**Stated exercise:** Locate the string "this" in the listing below. Copy every line where it is found.

---------- Records provided

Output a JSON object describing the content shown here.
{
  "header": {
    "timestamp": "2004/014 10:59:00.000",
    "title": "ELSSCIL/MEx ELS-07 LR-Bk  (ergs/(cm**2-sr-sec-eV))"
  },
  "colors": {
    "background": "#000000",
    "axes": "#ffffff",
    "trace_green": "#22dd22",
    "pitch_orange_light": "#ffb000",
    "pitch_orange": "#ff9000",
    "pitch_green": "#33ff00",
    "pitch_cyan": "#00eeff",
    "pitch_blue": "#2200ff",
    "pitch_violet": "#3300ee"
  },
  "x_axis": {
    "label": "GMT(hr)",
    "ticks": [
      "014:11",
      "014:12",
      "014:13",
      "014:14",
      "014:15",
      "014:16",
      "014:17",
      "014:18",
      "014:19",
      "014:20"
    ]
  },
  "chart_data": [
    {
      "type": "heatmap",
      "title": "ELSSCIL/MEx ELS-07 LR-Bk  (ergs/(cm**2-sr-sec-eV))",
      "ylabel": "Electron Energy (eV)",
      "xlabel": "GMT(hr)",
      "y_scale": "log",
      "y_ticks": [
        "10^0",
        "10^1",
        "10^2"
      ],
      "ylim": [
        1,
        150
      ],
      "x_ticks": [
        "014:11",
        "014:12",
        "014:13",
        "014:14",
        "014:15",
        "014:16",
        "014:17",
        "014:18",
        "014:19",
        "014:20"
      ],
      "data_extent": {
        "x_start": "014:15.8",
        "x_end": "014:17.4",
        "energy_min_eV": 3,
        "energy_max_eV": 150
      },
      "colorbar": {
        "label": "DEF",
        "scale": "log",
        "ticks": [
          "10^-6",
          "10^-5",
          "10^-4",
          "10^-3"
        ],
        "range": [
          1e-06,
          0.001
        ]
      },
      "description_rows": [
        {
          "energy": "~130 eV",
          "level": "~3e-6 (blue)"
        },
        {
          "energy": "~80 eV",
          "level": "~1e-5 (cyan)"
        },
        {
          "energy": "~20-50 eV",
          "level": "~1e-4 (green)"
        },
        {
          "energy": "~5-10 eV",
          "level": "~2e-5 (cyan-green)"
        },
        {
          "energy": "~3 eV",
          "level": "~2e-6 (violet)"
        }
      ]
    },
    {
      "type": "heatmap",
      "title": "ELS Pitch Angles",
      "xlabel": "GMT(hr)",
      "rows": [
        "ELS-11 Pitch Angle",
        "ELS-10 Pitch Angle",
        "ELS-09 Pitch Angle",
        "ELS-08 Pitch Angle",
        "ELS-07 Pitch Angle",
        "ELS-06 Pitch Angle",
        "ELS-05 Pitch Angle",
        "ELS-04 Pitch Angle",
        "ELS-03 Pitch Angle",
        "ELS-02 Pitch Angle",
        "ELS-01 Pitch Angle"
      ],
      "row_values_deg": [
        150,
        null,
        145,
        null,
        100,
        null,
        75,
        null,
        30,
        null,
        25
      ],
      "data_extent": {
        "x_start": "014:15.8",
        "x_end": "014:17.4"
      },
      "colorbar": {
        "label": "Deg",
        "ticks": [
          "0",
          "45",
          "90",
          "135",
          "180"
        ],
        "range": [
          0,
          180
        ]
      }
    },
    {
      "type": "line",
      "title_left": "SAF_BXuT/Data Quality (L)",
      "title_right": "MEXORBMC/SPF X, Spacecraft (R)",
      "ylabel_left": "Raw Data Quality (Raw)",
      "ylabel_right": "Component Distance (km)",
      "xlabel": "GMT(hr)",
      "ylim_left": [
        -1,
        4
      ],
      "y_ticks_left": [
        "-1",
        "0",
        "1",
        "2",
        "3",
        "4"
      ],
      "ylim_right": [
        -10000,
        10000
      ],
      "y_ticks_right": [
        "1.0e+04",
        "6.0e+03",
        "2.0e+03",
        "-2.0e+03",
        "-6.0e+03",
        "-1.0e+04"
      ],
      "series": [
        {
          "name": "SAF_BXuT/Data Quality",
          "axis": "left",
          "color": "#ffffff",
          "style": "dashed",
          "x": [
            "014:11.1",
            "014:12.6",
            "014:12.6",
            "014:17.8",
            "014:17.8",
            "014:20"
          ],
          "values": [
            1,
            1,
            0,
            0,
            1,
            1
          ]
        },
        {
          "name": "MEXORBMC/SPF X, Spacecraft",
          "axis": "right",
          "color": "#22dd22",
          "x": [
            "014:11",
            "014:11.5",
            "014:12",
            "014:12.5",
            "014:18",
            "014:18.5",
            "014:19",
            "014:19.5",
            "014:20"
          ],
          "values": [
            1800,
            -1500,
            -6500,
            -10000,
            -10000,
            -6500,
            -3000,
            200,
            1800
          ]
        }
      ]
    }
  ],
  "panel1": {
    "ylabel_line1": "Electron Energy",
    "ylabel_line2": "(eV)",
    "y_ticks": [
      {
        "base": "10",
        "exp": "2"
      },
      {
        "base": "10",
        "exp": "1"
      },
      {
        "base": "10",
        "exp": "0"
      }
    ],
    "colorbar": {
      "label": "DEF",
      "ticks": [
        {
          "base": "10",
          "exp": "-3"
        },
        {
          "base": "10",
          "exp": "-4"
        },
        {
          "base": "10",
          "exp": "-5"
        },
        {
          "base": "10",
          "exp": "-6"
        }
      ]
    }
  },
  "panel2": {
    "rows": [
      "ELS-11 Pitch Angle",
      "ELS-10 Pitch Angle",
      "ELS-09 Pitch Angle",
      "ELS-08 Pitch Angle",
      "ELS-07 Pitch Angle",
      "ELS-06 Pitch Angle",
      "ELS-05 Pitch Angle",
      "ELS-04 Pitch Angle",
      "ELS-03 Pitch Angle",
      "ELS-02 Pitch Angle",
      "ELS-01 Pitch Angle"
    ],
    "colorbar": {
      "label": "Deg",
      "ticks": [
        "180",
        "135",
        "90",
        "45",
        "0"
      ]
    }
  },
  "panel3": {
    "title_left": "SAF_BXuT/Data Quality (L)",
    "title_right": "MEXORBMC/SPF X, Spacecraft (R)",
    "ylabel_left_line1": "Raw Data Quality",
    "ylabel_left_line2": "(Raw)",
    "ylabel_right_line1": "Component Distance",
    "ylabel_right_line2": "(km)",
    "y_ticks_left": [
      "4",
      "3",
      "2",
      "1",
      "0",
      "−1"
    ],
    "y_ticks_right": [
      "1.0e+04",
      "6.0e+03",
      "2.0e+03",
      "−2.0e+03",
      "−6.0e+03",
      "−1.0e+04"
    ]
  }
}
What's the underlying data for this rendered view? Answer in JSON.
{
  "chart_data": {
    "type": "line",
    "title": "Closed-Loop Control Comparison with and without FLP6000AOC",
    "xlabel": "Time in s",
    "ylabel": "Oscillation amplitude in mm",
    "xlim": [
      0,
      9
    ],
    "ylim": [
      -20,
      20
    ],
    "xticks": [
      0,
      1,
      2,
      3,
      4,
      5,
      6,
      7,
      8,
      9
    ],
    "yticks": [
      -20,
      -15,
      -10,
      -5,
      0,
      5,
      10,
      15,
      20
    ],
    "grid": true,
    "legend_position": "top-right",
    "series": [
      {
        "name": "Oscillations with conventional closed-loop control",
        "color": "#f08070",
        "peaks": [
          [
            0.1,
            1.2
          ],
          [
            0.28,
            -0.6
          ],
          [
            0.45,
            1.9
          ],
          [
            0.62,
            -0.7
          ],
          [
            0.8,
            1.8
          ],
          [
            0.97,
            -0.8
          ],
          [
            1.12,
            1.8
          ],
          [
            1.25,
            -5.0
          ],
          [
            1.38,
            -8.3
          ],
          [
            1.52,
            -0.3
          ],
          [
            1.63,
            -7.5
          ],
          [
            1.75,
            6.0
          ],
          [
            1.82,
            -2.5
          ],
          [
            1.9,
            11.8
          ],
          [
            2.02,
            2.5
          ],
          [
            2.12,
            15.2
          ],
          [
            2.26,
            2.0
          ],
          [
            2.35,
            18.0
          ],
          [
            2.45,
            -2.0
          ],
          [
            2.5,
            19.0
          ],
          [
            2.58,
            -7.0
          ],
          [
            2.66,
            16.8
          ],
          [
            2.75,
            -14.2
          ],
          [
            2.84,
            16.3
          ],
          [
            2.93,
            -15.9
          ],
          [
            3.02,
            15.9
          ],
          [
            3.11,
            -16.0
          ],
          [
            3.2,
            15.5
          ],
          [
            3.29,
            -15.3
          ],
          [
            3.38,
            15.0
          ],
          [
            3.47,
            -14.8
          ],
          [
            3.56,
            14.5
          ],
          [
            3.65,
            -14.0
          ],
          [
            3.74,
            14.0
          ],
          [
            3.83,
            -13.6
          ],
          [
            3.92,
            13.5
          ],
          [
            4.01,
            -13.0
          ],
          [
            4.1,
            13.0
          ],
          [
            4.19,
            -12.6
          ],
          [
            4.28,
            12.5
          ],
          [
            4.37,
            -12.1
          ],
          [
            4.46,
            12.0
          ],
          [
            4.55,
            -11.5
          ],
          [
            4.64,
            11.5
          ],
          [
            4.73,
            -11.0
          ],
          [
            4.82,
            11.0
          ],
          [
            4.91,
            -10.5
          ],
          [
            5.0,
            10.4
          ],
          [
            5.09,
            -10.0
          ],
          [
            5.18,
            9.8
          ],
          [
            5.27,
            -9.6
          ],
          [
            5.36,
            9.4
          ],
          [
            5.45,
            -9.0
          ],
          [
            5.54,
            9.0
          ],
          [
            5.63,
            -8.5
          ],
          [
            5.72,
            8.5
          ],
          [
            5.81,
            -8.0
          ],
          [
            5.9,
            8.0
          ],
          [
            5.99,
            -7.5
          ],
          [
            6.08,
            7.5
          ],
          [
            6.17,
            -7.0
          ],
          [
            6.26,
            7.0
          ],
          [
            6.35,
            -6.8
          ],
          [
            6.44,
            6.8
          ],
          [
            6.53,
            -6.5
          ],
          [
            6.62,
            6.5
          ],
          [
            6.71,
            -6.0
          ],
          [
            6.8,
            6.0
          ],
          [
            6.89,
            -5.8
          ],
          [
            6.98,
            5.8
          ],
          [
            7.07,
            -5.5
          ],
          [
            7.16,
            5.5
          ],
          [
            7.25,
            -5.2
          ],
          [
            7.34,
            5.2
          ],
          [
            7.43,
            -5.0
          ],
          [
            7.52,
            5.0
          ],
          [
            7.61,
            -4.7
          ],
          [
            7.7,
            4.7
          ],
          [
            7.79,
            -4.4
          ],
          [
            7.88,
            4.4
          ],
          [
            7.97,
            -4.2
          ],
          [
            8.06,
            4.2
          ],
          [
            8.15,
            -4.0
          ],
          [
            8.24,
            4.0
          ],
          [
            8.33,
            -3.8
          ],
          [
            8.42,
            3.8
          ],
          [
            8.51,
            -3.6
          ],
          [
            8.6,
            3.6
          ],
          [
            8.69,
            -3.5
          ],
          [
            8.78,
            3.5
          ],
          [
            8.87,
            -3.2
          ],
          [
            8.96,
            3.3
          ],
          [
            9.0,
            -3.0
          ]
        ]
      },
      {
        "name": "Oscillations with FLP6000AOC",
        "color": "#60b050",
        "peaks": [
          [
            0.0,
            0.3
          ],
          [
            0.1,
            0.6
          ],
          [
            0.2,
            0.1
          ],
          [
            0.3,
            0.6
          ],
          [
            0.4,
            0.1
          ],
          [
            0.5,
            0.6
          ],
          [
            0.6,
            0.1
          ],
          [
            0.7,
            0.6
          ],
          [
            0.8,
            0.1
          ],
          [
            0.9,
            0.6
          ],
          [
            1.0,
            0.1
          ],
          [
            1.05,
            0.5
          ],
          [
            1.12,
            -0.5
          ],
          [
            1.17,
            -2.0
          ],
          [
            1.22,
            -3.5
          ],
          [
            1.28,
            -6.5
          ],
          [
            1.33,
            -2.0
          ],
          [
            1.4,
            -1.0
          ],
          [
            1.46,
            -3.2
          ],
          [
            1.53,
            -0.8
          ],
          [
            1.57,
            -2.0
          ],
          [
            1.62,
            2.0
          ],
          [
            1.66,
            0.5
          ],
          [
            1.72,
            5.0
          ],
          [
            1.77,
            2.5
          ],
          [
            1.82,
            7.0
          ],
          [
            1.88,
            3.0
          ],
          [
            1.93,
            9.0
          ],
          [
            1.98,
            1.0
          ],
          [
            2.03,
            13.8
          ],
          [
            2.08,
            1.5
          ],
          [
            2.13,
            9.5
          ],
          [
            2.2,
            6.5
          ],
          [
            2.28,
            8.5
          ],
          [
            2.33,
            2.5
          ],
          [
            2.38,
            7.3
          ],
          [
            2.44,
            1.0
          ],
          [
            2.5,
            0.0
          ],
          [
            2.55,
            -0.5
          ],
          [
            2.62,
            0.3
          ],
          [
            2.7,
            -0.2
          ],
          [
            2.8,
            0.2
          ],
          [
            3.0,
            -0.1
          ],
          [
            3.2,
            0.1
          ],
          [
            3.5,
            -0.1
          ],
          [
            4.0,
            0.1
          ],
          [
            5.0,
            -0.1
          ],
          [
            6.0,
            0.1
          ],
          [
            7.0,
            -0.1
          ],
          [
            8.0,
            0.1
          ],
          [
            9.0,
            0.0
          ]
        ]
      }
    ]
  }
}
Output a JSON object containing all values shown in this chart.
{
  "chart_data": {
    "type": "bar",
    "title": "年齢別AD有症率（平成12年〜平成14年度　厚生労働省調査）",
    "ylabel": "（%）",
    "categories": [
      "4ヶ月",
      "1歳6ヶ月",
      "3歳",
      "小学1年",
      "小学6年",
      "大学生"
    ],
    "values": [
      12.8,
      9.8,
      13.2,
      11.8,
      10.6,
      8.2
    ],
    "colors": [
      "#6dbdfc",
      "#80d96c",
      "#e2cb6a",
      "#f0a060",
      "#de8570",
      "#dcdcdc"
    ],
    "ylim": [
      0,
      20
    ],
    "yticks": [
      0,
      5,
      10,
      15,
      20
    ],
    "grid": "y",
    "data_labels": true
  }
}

--------------------

**Result of the exercise:**
What's the underlying data for this rendered view? Answer in JSON.
Output a JSON object containing all values shown in this chart.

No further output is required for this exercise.